-- Data for the task start --

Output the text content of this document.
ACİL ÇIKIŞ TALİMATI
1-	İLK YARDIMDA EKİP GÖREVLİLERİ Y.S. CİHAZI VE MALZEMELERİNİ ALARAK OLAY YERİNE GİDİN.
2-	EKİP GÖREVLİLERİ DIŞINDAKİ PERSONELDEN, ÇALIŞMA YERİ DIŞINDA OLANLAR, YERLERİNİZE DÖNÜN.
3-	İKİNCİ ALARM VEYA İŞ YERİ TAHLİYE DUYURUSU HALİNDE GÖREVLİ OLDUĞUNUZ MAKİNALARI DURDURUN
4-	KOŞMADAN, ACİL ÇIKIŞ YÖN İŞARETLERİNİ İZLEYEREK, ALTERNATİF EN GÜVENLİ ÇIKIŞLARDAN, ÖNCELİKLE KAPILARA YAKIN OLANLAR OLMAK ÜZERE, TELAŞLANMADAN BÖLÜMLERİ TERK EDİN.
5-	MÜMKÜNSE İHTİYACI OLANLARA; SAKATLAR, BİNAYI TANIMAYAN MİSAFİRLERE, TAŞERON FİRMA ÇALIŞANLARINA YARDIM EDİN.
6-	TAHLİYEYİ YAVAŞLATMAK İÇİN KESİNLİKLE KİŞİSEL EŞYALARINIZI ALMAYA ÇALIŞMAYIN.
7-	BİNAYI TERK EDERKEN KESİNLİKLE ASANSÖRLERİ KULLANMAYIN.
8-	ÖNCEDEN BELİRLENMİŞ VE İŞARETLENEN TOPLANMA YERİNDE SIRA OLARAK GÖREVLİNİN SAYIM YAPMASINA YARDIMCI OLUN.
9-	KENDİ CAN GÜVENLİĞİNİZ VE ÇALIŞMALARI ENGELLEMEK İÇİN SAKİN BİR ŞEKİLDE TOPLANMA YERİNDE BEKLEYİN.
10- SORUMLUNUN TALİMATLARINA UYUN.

-- Data for the task end --

Exercise task: Transcribe each entry exactly.

Exercise solution:
Output the text content of this document.
ACİL ÇIKIŞ TALİMATI
1-	İLK YARDIMDA EKİP GÖREVLİLERİ Y.S. CİHAZI VE MALZEMELERİNİ ALARAK OLAY YERİNE GİDİN.
2-	EKİP GÖREVLİLERİ DIŞINDAKİ PERSONELDEN, ÇALIŞMA YERİ DIŞINDA OLANLAR, YERLERİNİZE DÖNÜN.
3-	İKİNCİ ALARM VEYA İŞ YERİ TAHLİYE DUYURUSU HALİNDE GÖREVLİ OLDUĞUNUZ MAKİNALARI DURDURUN
4-	KOŞMADAN, ACİL ÇIKIŞ YÖN İŞARETLERİNİ İZLEYEREK, ALTERNATİF EN GÜVENLİ ÇIKIŞLARDAN, ÖNCELİKLE KAPILARA YAKIN OLANLAR OLMAK ÜZERE, TELAŞLANMADAN BÖLÜMLERİ TERK EDİN.
5-	MÜMKÜNSE İHTİYACI OLANLARA; SAKATLAR, BİNAYI TANIMAYAN MİSAFİRLERE, TAŞERON FİRMA ÇALIŞANLARINA YARDIM EDİN.
6-	TAHLİYEYİ YAVAŞLATMAK İÇİN KESİNLİKLE KİŞİSEL EŞYALARINIZI ALMAYA ÇALIŞMAYIN.
7-	BİNAYI TERK EDERKEN KESİNLİKLE ASANSÖRLERİ KULLANMAYIN.
8-	ÖNCEDEN BELİRLENMİŞ VE İŞARETLENEN TOPLANMA YERİNDE SIRA OLARAK GÖREVLİNİN SAYIM YAPMASINA YARDIMCI OLUN.
9-	KENDİ CAN GÜVENLİĞİNİZ VE ÇALIŞMALARI ENGELLEMEK İÇİN SAKİN BİR ŞEKİLDE TOPLANMA YERİNDE BEKLEYİN.
10- SORUMLUNUN TALİMATLARINA UYUN.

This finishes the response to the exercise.